▶ [提供文章]:
本発明は、銀配線を有する電子機器、特にLEDランプを収納するランプユニットの銀配線の腐食を効果的に抑制し得るシーリング材に関する。
LED(発光ダイオード)は、光源として従来から使用されている白熱灯よりも電力の使用効率が良く、フィラメントを使わないため衝撃に強く、寿命が長い等の多くのメリットがあり、近年、自動車の様々なランプに使用されるようになってきた。
自動車用LEDには通常、銀配線が使用される。自動車用LEDランプは、一般にLEDの光を透過する透明な部材A(ガラスやアクリル系樹脂等)と、ランプを固定する部材Bとを有し、前記部材Aと部材Bとの隙間をシーリング材によりシールし、LEDランプ内に水が浸入すること等を防止しており、そして銀配線が通常設置されている。
従来のゴム発泡体においては、例えば、特許文献1に示されるように、架橋処理を硫黄や硫黄化合物、有機過酸化物、電離放射線等を用いて行い、さらに発泡剤により発泡処理がなされている。
国際公開第2007/072885号パンフレット
自動車用LEDランプのシーリング材として、従来のゴム発泡体を用いたシーリング材を用いた場合に、銀配線が腐食しやすいことが分かってきた。本発明は、このような状況下になされたものであり、銀配線を有する電子機器、特にLEDランプを収納するランプユニットの銀配線の腐食を効果的に抑制し得るシーリング材を提供することを目的とする。
本発明者らは、前記目的を達成するために鋭意研究を重ねた結果、高周波誘導結合プラズマ(ICP)発光分析法で測定される硫黄分含有量が特定の値以下であるゴム系樹脂架橋発泡体からなるシーリング材が、その目的に適合し得ることを見出した。
本発明は、かかる知見に基づいて完成したものである。
すなわち、本発明は、次の[1]〜[10]を提供するものである。
[1]高周波誘導結合プラズマ発光分析法で測定される硫黄分含有量が3,000質量ppm以下であることを特徴とするゴム系樹脂架橋発泡体からなるシーリング材。
[2]硫黄分含有量が1,000質量ppm以下である、上記[1]のシーリング材。
[3]ゴム系樹脂架橋発泡体が、ゴム系樹脂組成物の電子線架橋物からなる発泡体である、上記[1]又は[2]のシーリング材。
[4]ゴム系樹脂組成物が、ゴム系樹脂を主成分とする発泡性原料組成物である、上記[3]のシーリング材。
[5]ゴム系樹脂が、アクリロニトリル−ブタジエン共重合ゴム(NBR)、スチレン−ブタジエン共重合ゴム、ブチルゴム及びクロロプレンゴムから選ばれる少なくとも一種である、上記[4]のシーリング材。
[6]発泡性原料組成物が、化学発泡剤を含む、上記[4]又は[5]のシーリング材。
[7]発泡体のJIS K 7222に準拠して測定される見掛け密度が、30〜100kg/m3である、上記[1]〜[6]のいずれかのシーリング材。

▶ [提供資料]:
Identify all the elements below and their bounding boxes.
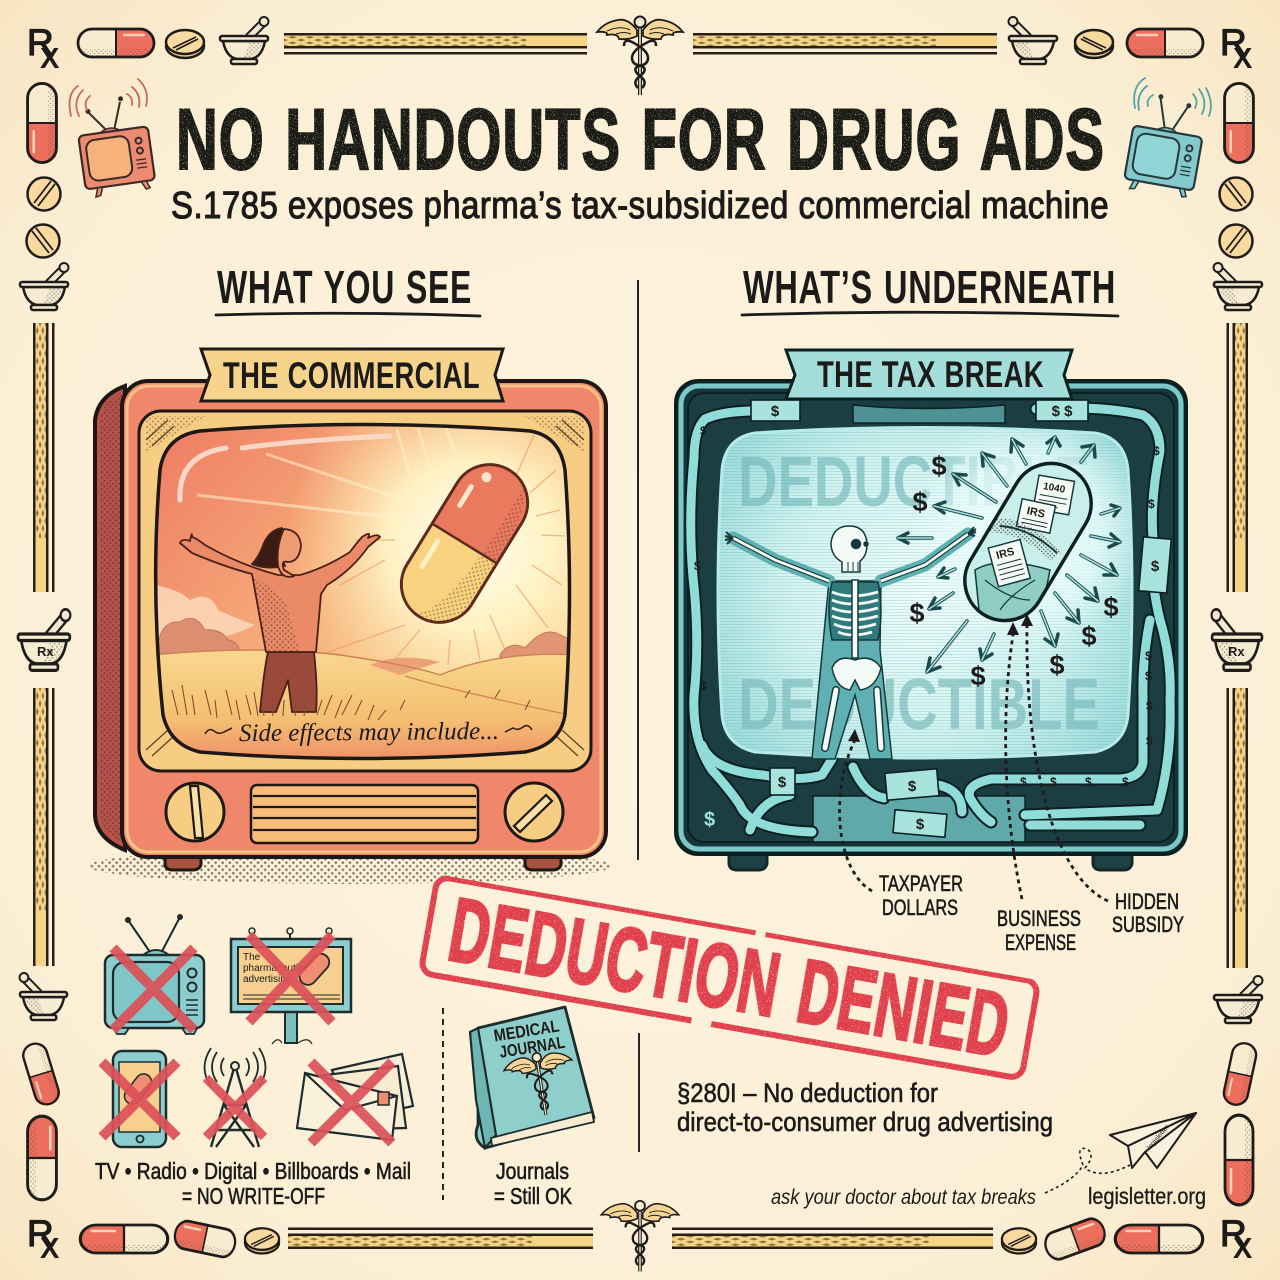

▶ [要件 1]:
シーリング材に関する文章に照らすと、次の(a)〜(c)の記述はそれぞれ合っていますか。各記述に「はい」か「いいえ」で答え、判断の決め手となる本文の語句をそのまま引用してください。
(a) LEDはフィラメントを使わないので衝撃に強い。
(b) [2]では、硫黄分含有量を3,000質量ppm以下としている。
(c) 自動車用LEDには、通常は金配線が使われる。
▶ [要件 2]:
シーリング材に関する文章を、最後の項目[7]の次から書き継いでもらえますか。

▶ [最終結果 1]:
(a) はい。「フィラメントを使わないため衝撃に強く」
(b) いいえ。「硫黄分含有量が1,000質量ppm以下である」
(c) いいえ。「自動車用LEDには通常、銀配線が使用される」

▶ [最終結果 2]:
[8]発泡体が独立気泡発泡体である、上記[1]〜[7]のいずれかのシーリング材。
[9]銀配線を有する電子機器に使用される、上記[1]〜[8]のいずれかのシーリング材。
[10]銀配線を有する電子機器が、LEDランプを収納する透明部材を含むランプユニットである、上記[9]のシーリング材。
本発明によれば、銀配線を有する電子機器、特にLEDランプを収納するランプユニットの銀配線の腐食を効果的に抑制し得るシーリング材を提供することができる。
[シーリング材]
本発明のシーリング材は、高周波誘導結合プラズマ(ICP)発光分析法で測定される硫黄分含有量が3,000質量ppm以下であるゴム系樹脂架橋発泡体からなることを特徴とする。
ここで、ICP発光分析法とは、高周波誘導結合プラズマ(ICP)を励起源とする発光分光分析(ICP−AES)法であり、アルゴンガスによって生成される誘導結合プラズマで、サンプルを数1000−10000℃まで加熱して原子化・熱励起し、これが基底状態に戻る際の発光スペクトル線の波長と強度から元素の同定・定量を行う方法である。
なお、シーリング材中の硫黄分含有量は実施例記載の方法で測定される。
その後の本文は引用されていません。